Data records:
>>>
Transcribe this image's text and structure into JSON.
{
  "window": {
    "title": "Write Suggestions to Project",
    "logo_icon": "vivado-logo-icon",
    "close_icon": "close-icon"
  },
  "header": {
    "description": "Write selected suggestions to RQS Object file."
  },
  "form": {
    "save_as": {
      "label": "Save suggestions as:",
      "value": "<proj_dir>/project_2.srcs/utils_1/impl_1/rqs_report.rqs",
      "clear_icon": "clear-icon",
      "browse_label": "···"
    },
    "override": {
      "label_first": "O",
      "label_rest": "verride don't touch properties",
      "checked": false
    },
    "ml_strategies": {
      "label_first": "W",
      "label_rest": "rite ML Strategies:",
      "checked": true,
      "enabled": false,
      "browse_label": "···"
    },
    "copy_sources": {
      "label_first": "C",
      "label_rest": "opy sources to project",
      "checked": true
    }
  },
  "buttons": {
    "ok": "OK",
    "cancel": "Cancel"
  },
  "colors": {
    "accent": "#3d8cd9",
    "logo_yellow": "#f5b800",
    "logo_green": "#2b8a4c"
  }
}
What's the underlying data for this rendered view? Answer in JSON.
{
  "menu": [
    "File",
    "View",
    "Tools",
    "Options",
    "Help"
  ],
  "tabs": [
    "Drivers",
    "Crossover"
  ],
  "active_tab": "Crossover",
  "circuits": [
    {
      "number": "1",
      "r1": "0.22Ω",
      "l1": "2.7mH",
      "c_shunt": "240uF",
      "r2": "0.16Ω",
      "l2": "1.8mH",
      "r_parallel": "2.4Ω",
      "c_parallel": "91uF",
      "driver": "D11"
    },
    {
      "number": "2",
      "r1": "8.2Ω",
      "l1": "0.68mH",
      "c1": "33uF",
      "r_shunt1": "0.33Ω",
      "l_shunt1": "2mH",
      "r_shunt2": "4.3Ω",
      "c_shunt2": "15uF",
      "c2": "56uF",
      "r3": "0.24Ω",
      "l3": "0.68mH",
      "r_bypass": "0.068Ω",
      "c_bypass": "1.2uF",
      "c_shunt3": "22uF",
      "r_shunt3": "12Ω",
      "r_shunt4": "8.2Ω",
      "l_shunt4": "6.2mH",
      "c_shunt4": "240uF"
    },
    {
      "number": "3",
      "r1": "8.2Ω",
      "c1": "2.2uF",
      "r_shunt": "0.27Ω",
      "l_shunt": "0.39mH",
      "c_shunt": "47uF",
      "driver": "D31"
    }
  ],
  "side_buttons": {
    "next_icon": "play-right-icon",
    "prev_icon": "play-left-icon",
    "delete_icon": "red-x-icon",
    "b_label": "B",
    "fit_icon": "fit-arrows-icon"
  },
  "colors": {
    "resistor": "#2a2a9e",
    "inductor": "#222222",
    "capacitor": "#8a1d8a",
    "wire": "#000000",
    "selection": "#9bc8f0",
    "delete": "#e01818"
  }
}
<<<
§ **Given problem**: Set down the material above again, word for word.

§ **Solved problem**:
Transcribe this image's text and structure into JSON.
{
  "window": {
    "title": "Write Suggestions to Project",
    "logo_icon": "vivado-logo-icon",
    "close_icon": "close-icon"
  },
  "header": {
    "description": "Write selected suggestions to RQS Object file."
  },
  "form": {
    "save_as": {
      "label": "Save suggestions as:",
      "value": "<proj_dir>/project_2.srcs/utils_1/impl_1/rqs_report.rqs",
      "clear_icon": "clear-icon",
      "browse_label": "···"
    },
    "override": {
      "label_first": "O",
      "label_rest": "verride don't touch properties",
      "checked": false
    },
    "ml_strategies": {
      "label_first": "W",
      "label_rest": "rite ML Strategies:",
      "checked": true,
      "enabled": false,
      "browse_label": "···"
    },
    "copy_sources": {
      "label_first": "C",
      "label_rest": "opy sources to project",
      "checked": true
    }
  },
  "buttons": {
    "ok": "OK",
    "cancel": "Cancel"
  },
  "colors": {
    "accent": "#3d8cd9",
    "logo_yellow": "#f5b800",
    "logo_green": "#2b8a4c"
  }
}
What's the underlying data for this rendered view? Answer in JSON.
{
  "menu": [
    "File",
    "View",
    "Tools",
    "Options",
    "Help"
  ],
  "tabs": [
    "Drivers",
    "Crossover"
  ],
  "active_tab": "Crossover",
  "circuits": [
    {
      "number": "1",
      "r1": "0.22Ω",
      "l1": "2.7mH",
      "c_shunt": "240uF",
      "r2": "0.16Ω",
      "l2": "1.8mH",
      "r_parallel": "2.4Ω",
      "c_parallel": "91uF",
      "driver": "D11"
    },
    {
      "number": "2",
      "r1": "8.2Ω",
      "l1": "0.68mH",
      "c1": "33uF",
      "r_shunt1": "0.33Ω",
      "l_shunt1": "2mH",
      "r_shunt2": "4.3Ω",
      "c_shunt2": "15uF",
      "c2": "56uF",
      "r3": "0.24Ω",
      "l3": "0.68mH",
      "r_bypass": "0.068Ω",
      "c_bypass": "1.2uF",
      "c_shunt3": "22uF",
      "r_shunt3": "12Ω",
      "r_shunt4": "8.2Ω",
      "l_shunt4": "6.2mH",
      "c_shunt4": "240uF"
    },
    {
      "number": "3",
      "r1": "8.2Ω",
      "c1": "2.2uF",
      "r_shunt": "0.27Ω",
      "l_shunt": "0.39mH",
      "c_shunt": "47uF",
      "driver": "D31"
    }
  ],
  "side_buttons": {
    "next_icon": "play-right-icon",
    "prev_icon": "play-left-icon",
    "delete_icon": "red-x-icon",
    "b_label": "B",
    "fit_icon": "fit-arrows-icon"
  },
  "colors": {
    "resistor": "#2a2a9e",
    "inductor": "#222222",
    "capacitor": "#8a1d8a",
    "wire": "#000000",
    "selection": "#9bc8f0",
    "delete": "#e01818"
  }
}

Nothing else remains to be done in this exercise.